DOCUMENT SEGMENT:
______________________________

This blockade of promotions and the consequential lack of opportunity for teachers to improve their incomes – also an incentive to improve excellence, by the way – did, of course, not do much for their motivation. This is unlikely to change anytime soon, although the Ministry of Education indeed has drafted over the past weeks an amendment to the law, putting teachers’ salaries back under the regulations as per article 6, and sent it to the Ministry of Justice. It still awaits approval by the parliament. However, even if parliament were to vote in favour of the new draft – the government would have a very difficult time trying to make good on the promise, particularly if it also wanted to hire more teachers at the same time. Article 6 states that, after having been evaluated, an employee would get a promotion every year. This means a 250 Afghani increase in each teacher’s monthly salary. With more than 200,000 teachers employed (and more needed), serious budget issues are certain to occur.

The three demands – 3) housing for teachers

Things look similarly bleak in regard to the housing provisions teachers have been demanding from the government. President Karzai’s government decided already in 2008 that in every province teacher towns should be established and teachers, the most needy first, should receive land to build houses (the neediest were defined as teachers who had to pay rent, worked more than 20 years and were close to retirement age). At the time, the Ministry of Urban Development Affairs (MUDA) was put in charge of determining where these teacher towns should be built and in implementing the projects. According to the MUDA website, plans for 79 townships with 76,101 housing units have been drawn up. so far. However, only few plots could be allocated yet, mostly due to conflict over the ownership of the land in question. A teacher talking to AAN added that among those who have actually received land, many had personal supporters in the Ministry of Education. Rawabet (relations) again have dominated zawabet (the law). Nevertheless, President Ghani repeated the housing promise in his Teachers Day speech, saying all teachers would receive a plot of land within six months.

Another problem with the government’s plans for the housing for teachers is the location of the planned townships, particularly for urban teachers. Free vacant plots of land are becoming scarce and expensive in the larger urban centres and, as a result, the government has pushed the townships out of the city centres – sometimes far out. The Kabul Teacher Town, for example, finally has been put in Deh Sabz, an area at the northern fringes of Kabul, about 25 kilometres from the city centre. Commuting from the settlement to schools across town may well take teachers hours each day (should Teacher Town ever be built). In addition, teachers are supposed to construct and pay for their houses themselves – while not being allowed to build as they please. Design and size of the housing units are prescribed by the master plan of the ministry. These seem rather costly. “How are we supposed to afford these fancy houses?” Moheb Elahi, the deputy head of the National Teacher Council, told AAN. “We cannot even afford to build cheap houses.”

“A teacher will live in poverty”

The UNESCO Education For All Monitoring Report for 2013-2014 states: “the quality of an education system is only as good as the quality of its teachers.” The Afghan government itself has acknowledged that teachers pose one of the largest and most important groups of professionals in the country and that their needs have been neglected. Government officials, including two presidents – the previous and the current one – have repeatedly promised to improve their situation but, in reality, have not done much. Instead, with new regulations enacted in 2009, the government has limited the chances for teachers to get promotions (and thus their ability to earn more money and to gain social standing). Also, it has not pursued the housing problem seriously; a burning issue for teachers it had promised to tackle.

______________________________

GIVEN INFORMATION:
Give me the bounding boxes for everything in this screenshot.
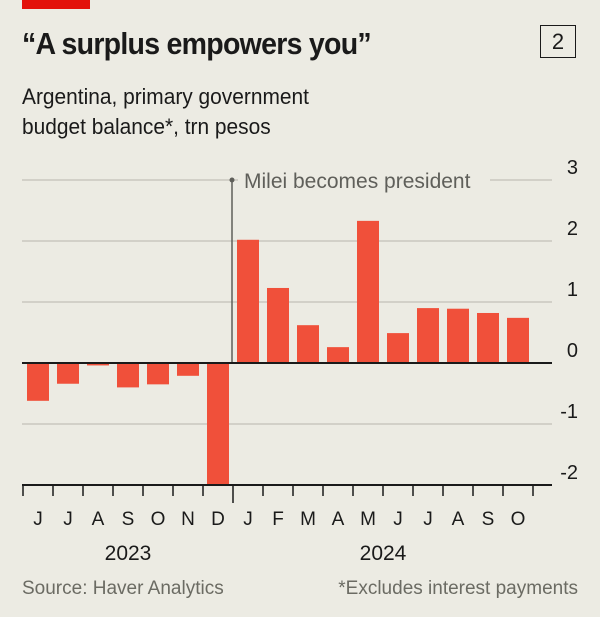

______________________________

TO BE DONE:
Do these three statements agree with the text above on Afghan teachers' promotions and housing? Answer yes or no for each, quoting the words of the text that decide it.
1. According to the MUDA website, plans have been drawn up for 79 townships with 76,101 housing units.
2. The Kabul Teacher Town has been placed at the southern edge of Kabul.
3. Teachers are free to choose the design and size of the houses they build.

RESULT OF THIS TASK:
1. Yes: "According to the MUDA website, plans for 79 townships with 76,101 housing units have been drawn up."
2. No: "an area at the northern fringes of Kabul"
3. No: "Design and size of the housing units are prescribed by the master plan of the ministry."